What you are asked to do: For the records that follow, return only the count of lines containing the string "this".

Items from a figure collection:
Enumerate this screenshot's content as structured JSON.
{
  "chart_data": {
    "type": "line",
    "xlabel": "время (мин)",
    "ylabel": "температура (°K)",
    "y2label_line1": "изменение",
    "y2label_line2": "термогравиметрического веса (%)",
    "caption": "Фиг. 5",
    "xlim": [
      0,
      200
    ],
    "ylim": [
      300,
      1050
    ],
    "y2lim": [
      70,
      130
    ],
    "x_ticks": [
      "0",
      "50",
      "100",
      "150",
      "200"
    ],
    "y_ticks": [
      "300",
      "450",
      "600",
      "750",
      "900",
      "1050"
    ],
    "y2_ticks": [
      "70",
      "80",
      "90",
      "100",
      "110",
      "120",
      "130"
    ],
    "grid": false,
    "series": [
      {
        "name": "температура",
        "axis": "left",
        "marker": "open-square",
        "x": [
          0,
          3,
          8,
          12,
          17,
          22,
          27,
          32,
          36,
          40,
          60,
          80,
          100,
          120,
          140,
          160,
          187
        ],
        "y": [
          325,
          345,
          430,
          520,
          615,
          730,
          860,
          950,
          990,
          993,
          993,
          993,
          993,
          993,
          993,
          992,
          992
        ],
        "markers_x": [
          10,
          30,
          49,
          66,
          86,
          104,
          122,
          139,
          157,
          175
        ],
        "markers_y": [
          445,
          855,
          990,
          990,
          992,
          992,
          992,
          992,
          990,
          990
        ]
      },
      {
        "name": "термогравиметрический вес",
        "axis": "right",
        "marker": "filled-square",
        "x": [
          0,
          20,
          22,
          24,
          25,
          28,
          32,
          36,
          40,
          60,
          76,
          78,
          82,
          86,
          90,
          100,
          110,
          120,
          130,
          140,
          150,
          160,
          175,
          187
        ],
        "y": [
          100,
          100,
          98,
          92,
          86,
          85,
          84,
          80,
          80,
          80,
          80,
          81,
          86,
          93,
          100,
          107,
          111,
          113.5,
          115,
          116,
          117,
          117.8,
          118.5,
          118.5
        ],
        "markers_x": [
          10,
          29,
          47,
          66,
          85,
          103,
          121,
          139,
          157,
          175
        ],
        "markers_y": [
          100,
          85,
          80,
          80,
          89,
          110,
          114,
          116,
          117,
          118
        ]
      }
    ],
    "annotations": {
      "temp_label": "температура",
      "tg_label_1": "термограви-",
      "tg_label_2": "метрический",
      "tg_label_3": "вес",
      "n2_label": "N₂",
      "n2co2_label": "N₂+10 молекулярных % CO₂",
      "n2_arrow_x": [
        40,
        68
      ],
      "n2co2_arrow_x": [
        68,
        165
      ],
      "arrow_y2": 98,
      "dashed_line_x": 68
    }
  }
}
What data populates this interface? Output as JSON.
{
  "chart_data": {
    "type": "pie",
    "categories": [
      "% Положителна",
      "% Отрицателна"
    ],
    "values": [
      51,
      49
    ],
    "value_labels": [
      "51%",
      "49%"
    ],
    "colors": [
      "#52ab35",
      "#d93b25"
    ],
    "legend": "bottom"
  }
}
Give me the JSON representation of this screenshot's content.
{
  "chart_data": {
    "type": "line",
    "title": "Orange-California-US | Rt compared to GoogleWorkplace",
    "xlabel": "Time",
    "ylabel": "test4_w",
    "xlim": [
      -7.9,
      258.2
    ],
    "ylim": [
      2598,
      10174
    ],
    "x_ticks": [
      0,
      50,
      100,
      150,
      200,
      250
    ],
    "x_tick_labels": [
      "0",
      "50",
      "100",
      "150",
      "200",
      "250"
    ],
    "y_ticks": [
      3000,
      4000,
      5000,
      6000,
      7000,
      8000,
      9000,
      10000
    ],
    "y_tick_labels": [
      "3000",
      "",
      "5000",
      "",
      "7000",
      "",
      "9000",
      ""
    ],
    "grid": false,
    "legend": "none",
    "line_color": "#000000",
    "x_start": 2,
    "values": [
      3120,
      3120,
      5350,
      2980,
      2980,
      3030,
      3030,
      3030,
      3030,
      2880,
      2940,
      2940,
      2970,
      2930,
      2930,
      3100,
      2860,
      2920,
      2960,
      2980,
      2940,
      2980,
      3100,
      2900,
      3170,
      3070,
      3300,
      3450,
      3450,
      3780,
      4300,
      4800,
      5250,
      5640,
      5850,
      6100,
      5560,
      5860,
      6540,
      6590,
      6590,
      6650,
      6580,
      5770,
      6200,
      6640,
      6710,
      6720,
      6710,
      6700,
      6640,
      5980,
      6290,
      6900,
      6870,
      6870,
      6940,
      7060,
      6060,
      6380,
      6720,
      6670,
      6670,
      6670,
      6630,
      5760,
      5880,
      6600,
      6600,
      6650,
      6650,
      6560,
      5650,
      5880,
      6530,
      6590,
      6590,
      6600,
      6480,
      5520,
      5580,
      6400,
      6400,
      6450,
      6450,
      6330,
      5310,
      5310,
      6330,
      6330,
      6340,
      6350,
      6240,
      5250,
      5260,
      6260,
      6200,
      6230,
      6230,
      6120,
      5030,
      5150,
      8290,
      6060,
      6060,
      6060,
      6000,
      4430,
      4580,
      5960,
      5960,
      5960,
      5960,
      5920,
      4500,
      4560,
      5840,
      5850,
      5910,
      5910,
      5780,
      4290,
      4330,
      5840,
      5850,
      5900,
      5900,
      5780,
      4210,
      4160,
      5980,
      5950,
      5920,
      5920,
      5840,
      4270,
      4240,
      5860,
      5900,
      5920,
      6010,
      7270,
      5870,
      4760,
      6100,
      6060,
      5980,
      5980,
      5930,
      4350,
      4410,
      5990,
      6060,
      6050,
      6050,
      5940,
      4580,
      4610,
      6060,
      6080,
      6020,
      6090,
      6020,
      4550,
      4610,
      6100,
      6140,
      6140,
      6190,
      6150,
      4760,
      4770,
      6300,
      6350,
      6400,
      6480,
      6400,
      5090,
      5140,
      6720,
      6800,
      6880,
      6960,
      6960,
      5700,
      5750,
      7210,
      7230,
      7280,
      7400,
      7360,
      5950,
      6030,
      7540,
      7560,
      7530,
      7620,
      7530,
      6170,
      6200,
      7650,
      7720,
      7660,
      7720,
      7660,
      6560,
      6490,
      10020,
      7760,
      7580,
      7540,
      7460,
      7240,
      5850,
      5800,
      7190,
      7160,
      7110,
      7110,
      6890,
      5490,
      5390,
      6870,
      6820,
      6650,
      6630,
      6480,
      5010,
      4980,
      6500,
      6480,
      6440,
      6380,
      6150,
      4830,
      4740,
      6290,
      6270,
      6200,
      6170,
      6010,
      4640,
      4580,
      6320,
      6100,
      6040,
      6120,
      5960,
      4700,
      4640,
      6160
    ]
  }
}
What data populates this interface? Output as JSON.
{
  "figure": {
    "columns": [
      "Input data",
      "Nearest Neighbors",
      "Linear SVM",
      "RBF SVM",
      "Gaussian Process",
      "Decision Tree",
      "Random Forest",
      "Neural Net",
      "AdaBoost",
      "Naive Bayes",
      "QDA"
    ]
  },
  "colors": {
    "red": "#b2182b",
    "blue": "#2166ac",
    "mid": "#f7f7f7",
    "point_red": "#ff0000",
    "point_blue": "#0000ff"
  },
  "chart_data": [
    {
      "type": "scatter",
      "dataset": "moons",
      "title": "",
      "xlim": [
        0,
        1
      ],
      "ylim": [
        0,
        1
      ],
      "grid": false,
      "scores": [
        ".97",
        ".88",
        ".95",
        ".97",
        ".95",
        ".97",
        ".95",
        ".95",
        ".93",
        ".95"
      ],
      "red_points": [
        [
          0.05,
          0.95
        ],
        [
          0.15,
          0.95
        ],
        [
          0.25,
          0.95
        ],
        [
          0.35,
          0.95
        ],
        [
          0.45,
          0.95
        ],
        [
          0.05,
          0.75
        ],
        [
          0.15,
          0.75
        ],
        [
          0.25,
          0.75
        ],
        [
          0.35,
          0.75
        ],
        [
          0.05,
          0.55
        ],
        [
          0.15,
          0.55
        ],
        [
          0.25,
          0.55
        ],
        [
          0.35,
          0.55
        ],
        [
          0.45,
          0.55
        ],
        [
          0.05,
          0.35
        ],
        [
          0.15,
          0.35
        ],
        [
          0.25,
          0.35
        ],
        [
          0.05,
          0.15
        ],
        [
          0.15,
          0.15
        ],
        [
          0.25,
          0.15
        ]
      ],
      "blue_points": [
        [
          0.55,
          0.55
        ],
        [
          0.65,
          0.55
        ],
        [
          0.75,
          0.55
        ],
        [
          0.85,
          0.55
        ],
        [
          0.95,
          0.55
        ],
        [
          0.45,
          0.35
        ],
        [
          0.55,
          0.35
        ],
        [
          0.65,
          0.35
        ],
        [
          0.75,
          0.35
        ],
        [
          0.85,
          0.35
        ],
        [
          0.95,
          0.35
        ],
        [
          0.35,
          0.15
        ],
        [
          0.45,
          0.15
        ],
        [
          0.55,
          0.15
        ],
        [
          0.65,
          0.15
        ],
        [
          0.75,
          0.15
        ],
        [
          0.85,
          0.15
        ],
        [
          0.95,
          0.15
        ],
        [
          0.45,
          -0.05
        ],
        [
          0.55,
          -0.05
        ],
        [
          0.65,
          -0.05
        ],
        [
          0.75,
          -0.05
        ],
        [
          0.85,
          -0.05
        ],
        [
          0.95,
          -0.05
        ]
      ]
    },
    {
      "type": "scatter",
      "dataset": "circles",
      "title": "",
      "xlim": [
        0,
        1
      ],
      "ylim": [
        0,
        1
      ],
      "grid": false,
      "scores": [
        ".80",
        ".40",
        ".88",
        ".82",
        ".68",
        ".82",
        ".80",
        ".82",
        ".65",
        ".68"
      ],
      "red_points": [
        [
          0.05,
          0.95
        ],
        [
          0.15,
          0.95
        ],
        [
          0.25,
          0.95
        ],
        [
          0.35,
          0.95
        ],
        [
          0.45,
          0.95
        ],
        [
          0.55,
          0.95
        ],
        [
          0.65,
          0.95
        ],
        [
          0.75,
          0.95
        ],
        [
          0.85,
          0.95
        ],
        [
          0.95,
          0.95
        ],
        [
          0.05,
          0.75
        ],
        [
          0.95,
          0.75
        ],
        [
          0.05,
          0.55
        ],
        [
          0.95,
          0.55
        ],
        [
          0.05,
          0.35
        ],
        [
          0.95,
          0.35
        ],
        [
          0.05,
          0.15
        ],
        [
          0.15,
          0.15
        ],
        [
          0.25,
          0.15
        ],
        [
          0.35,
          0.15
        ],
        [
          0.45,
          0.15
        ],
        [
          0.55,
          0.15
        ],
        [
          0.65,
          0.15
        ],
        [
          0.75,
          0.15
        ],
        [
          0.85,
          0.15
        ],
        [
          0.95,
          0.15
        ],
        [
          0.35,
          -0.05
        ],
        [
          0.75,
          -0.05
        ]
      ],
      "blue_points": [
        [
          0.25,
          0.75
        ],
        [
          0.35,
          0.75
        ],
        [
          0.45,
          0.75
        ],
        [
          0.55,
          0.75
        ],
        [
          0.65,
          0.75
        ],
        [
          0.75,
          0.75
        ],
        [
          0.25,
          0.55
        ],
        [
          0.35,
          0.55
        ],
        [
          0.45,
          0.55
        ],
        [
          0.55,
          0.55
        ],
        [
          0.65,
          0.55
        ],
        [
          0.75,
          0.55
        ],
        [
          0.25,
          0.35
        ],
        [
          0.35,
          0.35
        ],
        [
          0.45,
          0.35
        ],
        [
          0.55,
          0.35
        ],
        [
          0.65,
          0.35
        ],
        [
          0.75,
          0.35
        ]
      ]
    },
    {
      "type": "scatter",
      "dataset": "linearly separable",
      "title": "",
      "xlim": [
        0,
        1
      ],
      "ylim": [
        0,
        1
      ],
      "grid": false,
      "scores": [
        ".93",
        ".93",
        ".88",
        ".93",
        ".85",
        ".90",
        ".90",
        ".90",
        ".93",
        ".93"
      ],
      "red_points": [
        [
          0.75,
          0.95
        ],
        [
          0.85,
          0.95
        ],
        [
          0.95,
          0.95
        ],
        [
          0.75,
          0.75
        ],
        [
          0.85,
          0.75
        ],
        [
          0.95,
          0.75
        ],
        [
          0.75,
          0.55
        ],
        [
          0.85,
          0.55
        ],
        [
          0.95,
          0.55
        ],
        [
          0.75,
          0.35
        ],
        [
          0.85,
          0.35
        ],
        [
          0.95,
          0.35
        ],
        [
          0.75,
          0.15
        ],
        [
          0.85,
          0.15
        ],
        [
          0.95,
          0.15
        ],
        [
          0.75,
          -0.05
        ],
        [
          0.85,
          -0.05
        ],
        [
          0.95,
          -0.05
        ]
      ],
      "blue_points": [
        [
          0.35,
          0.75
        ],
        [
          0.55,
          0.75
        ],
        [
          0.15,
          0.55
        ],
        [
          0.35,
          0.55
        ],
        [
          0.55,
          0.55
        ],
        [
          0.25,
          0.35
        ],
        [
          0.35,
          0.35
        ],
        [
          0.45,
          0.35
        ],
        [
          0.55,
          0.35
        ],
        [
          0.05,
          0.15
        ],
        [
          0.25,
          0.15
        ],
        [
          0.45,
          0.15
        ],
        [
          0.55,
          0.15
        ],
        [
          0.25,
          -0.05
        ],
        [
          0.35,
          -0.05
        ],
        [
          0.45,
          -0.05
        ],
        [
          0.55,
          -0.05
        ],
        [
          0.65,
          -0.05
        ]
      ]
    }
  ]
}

Response to the exercise: 4